ABD Başkanının, Düşeslerine 'edepsiz' demesi, İngiltere'de tahmin edileceği üzere büyük bir gürültü kopardı. Ziyaretinde Kraliyet ailesince şaşalı karşılanmayı çok önem veren Trump, bunun üzerine hemen bir Tweet atarak, kesin bir dille 'edepsiz' sözünü asla kullanmadığını iddia etti:
"Meghan Markle'a asla 'edepsiz' demedim. Yalancı medyanın bir uydurması. Yine yalanlarının üstünde yakalandılar. CNN, NYTimes benden özür diler mi? Sanmıyorum."
Aslında röportajı, Trump'ın ve destekçilerinin en beğendiği medya patronu olan Rupert Murdoch'a ait The Sun gazetesi yapmıştı. Yani röportajın ne CNN ile ne de New York Times gazetesi ile hiçbir ilgisi yoktu. Ama Trump'ın tweetinin, hakikat ile tek sorunu bu olmayacaktı.

Çözülecek Görevler:
• a. Aşağıdaki girdilerde "Daire" dizesini içeren satırların hepsini bulun ve her birini kopyalayın.
• b. Trump'ın "edepsiz" sözünü inkâr etmesini anlatan yukarıdaki metni kaldığı yerden sürdürün.

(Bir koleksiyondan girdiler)
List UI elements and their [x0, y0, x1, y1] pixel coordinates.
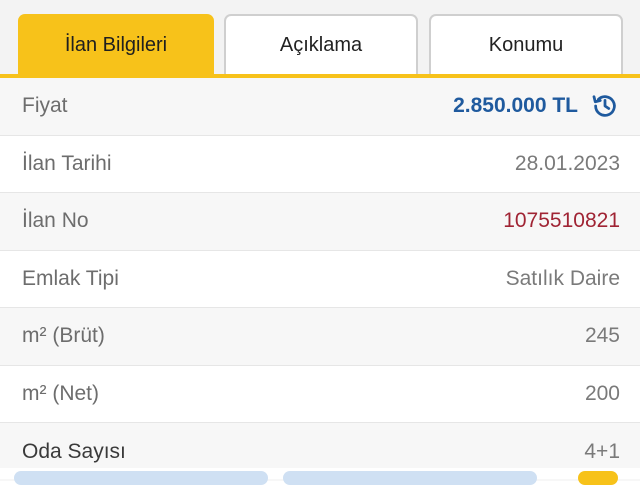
detail-value: 4+1: [584, 439, 620, 463]
detail-label: İlan No: [22, 209, 89, 233]
bottom-action-button[interactable]: [283, 471, 537, 485]
detail-value: Satılık Daire: [505, 266, 620, 290]
detail-value: 200: [584, 381, 620, 405]
history-icon[interactable]: [590, 91, 620, 121]
detail-row-listing-date: İlan Tarihi 28.01.2023: [0, 136, 640, 193]
tab-ilan-bilgileri[interactable]: İlan Bilgileri: [18, 14, 214, 74]
price-value-group[interactable]: 2.850.000 TL: [453, 91, 620, 121]
detail-value: 245: [584, 324, 620, 348]
tab-aciklama[interactable]: Açıklama: [224, 14, 418, 74]
detail-row-property-type: Emlak Tipi Satılık Daire: [0, 251, 640, 308]
detail-label: m² (Brüt): [22, 324, 105, 348]
price-value: 2.850.000 TL: [453, 94, 578, 118]
tab-konumu[interactable]: Konumu: [429, 14, 623, 74]
detail-label: Emlak Tipi: [22, 266, 119, 290]
detail-label: İlan Tarihi: [22, 151, 112, 175]
detail-label: m² (Net): [22, 381, 99, 405]
tab-label: İlan Bilgileri: [64, 33, 168, 56]
tab-bar: İlan Bilgileri Açıklama Konumu: [0, 0, 640, 78]
detail-row-price: Fiyat 2.850.000 TL: [0, 78, 640, 136]
detail-row-listing-no: İlan No 1075510821: [0, 193, 640, 251]
tab-label: Açıklama: [279, 33, 363, 56]
detail-row-gross-area: m² (Brüt) 245: [0, 308, 640, 366]
detail-label: Fiyat: [22, 94, 68, 118]
tab-label: Konumu: [488, 33, 564, 56]
bottom-action-button[interactable]: [14, 471, 268, 485]
detail-value: 28.01.2023: [514, 151, 620, 175]
detail-label: Oda Sayısı: [22, 439, 126, 463]
bottom-action-button[interactable]: [578, 471, 618, 485]
detail-row-net-area: m² (Net) 200: [0, 366, 640, 423]
listing-details: Fiyat 2.850.000 TL İlan Tarihi 28.01.202…: [0, 78, 640, 481]
listing-no-value: 1075510821: [503, 209, 620, 233]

Yanıt Listesi:
• a.
detail-value: Satılık Daire: [505, 266, 620, 290]
detail-row-property-type: Emlak Tipi Satılık Daire: [0, 251, 640, 308]

• b.
Çünkü Sun gazetesinin editoryal kadrosu, Trump'ın 'edepsiz' lafını kullandığının tartışmasız bir gerçek olduğunu basit bir delil ile, yani röportajın sesli ve görüntülü kaydı ile ortaya koyacaktı. Trump'ın, İngiliz Düşesi hakkında, 'edepsiz olduğunu bilmiyordum' cümlesini açıkça sarf ettiğini, internet bağlantısı olan ve tıklamayı bilen herkes kendi kulaklarıyla da dinleyebiliyordu.
Trump ise, bu somut delile rağmen, utanmadan, sıkılmadan, aynı umursamaz üslubuyla kameraların önüne geçip 'edepsiz' sözcüğünü hiç kullanmadığını, bunun New York Times ve CNN'in yalan haberi olduğunu yine iddia edebildi.
Trump'ın 'gerçekler' ile sorunlu ilişkisine artık alışanlara bile, 'yok daha neler' tepkisi verdiren şey ise bundan sonra yaşandı. Trump'ın 2020 seçim kampanyasının resmi Twitter hesabı, Trump'ın söz konusu röportaj ses kaydını "Yalancı medya CNN yine iş üstünde, Başkan Trump'ın Meghan Markle'a 'edepsiz' dediğini uyduruyor. İşte Başkanın ses kaydı, kendiniz dinleyin öyle karar verin" notuyla paylaştı. Hem de, Trump'ın Meghan Markle hakkında 'Edepsiz biri olduğunu bilmiyordum' dediği cümlesinin olduğu kısmını yayınlayarak...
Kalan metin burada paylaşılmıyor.